Data:

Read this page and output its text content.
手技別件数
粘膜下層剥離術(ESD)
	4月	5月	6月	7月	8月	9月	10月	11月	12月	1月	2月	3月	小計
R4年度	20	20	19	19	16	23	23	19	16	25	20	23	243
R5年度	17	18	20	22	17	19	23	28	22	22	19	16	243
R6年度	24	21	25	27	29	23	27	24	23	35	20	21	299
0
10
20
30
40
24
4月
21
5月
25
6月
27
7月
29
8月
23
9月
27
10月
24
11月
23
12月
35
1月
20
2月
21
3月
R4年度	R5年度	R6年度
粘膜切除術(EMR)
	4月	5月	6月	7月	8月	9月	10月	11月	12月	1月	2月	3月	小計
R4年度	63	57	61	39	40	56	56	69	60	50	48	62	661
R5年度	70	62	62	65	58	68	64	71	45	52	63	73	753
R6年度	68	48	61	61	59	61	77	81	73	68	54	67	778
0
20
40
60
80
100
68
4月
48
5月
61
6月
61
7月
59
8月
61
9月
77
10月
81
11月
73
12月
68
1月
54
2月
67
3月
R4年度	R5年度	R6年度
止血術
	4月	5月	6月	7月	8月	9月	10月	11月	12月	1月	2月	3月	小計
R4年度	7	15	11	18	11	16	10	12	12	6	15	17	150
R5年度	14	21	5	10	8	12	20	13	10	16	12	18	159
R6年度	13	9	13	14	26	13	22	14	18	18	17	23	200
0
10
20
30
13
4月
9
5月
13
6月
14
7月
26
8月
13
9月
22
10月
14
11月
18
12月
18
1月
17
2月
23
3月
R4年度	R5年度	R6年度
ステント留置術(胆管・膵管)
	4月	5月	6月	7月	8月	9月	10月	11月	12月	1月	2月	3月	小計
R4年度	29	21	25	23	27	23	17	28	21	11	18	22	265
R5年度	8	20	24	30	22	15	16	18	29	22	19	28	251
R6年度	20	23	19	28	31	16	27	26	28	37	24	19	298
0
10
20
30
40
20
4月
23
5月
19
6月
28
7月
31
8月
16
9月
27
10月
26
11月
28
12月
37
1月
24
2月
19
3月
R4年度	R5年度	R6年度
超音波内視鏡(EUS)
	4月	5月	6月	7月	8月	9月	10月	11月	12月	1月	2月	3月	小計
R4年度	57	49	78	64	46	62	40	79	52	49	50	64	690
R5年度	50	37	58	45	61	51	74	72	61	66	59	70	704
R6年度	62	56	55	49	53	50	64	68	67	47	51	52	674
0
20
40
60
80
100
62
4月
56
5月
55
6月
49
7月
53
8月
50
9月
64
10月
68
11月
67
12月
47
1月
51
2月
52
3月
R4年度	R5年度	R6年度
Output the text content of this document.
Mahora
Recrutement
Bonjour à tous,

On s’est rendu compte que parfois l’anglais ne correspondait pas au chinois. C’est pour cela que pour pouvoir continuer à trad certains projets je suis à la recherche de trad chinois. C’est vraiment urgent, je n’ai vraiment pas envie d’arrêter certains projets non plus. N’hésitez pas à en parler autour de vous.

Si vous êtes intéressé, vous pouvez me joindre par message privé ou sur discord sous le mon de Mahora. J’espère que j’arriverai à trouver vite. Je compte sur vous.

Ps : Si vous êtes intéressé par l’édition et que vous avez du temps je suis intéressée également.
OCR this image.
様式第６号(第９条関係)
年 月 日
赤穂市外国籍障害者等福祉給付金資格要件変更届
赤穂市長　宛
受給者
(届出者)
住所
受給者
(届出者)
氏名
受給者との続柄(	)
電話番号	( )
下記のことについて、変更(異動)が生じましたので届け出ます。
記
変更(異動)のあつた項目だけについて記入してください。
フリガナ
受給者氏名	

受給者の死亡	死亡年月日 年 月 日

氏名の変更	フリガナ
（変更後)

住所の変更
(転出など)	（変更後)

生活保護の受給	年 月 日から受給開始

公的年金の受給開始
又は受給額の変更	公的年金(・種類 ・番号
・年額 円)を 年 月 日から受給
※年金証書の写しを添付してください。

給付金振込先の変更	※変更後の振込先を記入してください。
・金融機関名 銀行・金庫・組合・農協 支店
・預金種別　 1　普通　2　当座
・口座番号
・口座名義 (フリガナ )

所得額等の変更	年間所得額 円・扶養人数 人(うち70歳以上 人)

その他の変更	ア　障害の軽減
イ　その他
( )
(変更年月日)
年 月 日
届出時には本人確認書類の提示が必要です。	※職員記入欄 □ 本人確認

Task directions:
From the listing above, reproduce all the lines exactly.

Result for this task:
Read this page and output its text content.
手技別件数
粘膜下層剥離術(ESD)
	4月	5月	6月	7月	8月	9月	10月	11月	12月	1月	2月	3月	小計
R4年度	20	20	19	19	16	23	23	19	16	25	20	23	243
R5年度	17	18	20	22	17	19	23	28	22	22	19	16	243
R6年度	24	21	25	27	29	23	27	24	23	35	20	21	299
0
10
20
30
40
24
4月
21
5月
25
6月
27
7月
29
8月
23
9月
27
10月
24
11月
23
12月
35
1月
20
2月
21
3月
R4年度	R5年度	R6年度
粘膜切除術(EMR)
	4月	5月	6月	7月	8月	9月	10月	11月	12月	1月	2月	3月	小計
R4年度	63	57	61	39	40	56	56	69	60	50	48	62	661
R5年度	70	62	62	65	58	68	64	71	45	52	63	73	753
R6年度	68	48	61	61	59	61	77	81	73	68	54	67	778
0
20
40
60
80
100
68
4月
48
5月
61
6月
61
7月
59
8月
61
9月
77
10月
81
11月
73
12月
68
1月
54
2月
67
3月
R4年度	R5年度	R6年度
止血術
	4月	5月	6月	7月	8月	9月	10月	11月	12月	1月	2月	3月	小計
R4年度	7	15	11	18	11	16	10	12	12	6	15	17	150
R5年度	14	21	5	10	8	12	20	13	10	16	12	18	159
R6年度	13	9	13	14	26	13	22	14	18	18	17	23	200
0
10
20
30
13
4月
9
5月
13
6月
14
7月
26
8月
13
9月
22
10月
14
11月
18
12月
18
1月
17
2月
23
3月
R4年度	R5年度	R6年度
ステント留置術(胆管・膵管)
	4月	5月	6月	7月	8月	9月	10月	11月	12月	1月	2月	3月	小計
R4年度	29	21	25	23	27	23	17	28	21	11	18	22	265
R5年度	8	20	24	30	22	15	16	18	29	22	19	28	251
R6年度	20	23	19	28	31	16	27	26	28	37	24	19	298
0
10
20
30
40
20
4月
23
5月
19
6月
28
7月
31
8月
16
9月
27
10月
26
11月
28
12月
37
1月
24
2月
19
3月
R4年度	R5年度	R6年度
超音波内視鏡(EUS)
	4月	5月	6月	7月	8月	9月	10月	11月	12月	1月	2月	3月	小計
R4年度	57	49	78	64	46	62	40	79	52	49	50	64	690
R5年度	50	37	58	45	61	51	74	72	61	66	59	70	704
R6年度	62	56	55	49	53	50	64	68	67	47	51	52	674
0
20
40
60
80
100
62
4月
56
5月
55
6月
49
7月
53
8月
50
9月
64
10月
68
11月
67
12月
47
1月
51
2月
52
3月
R4年度	R5年度	R6年度
Output the text content of this document.
Mahora
Recrutement
Bonjour à tous,

On s’est rendu compte que parfois l’anglais ne correspondait pas au chinois. C’est pour cela que pour pouvoir continuer à trad certains projets je suis à la recherche de trad chinois. C’est vraiment urgent, je n’ai vraiment pas envie d’arrêter certains projets non plus. N’hésitez pas à en parler autour de vous.

Si vous êtes intéressé, vous pouvez me joindre par message privé ou sur discord sous le mon de Mahora. J’espère que j’arriverai à trouver vite. Je compte sur vous.

Ps : Si vous êtes intéressé par l’édition et que vous avez du temps je suis intéressée également.
OCR this image.
様式第６号(第９条関係)
年 月 日
赤穂市外国籍障害者等福祉給付金資格要件変更届
赤穂市長　宛
受給者
(届出者)
住所
受給者
(届出者)
氏名
受給者との続柄(	)
電話番号	( )
下記のことについて、変更(異動)が生じましたので届け出ます。
記
変更(異動)のあつた項目だけについて記入してください。
フリガナ
受給者氏名	

受給者の死亡	死亡年月日 年 月 日

氏名の変更	フリガナ
（変更後)

住所の変更
(転出など)	（変更後)

生活保護の受給	年 月 日から受給開始

公的年金の受給開始
又は受給額の変更	公的年金(・種類 ・番号
・年額 円)を 年 月 日から受給
※年金証書の写しを添付してください。

給付金振込先の変更	※変更後の振込先を記入してください。
・金融機関名 銀行・金庫・組合・農協 支店
・預金種別　 1　普通　2　当座
・口座番号
・口座名義 (フリガナ )

所得額等の変更	年間所得額 円・扶養人数 人(うち70歳以上 人)

その他の変更	ア　障害の軽減
イ　その他
( )
(変更年月日)
年 月 日
届出時には本人確認書類の提示が必要です。	※職員記入欄 □ 本人確認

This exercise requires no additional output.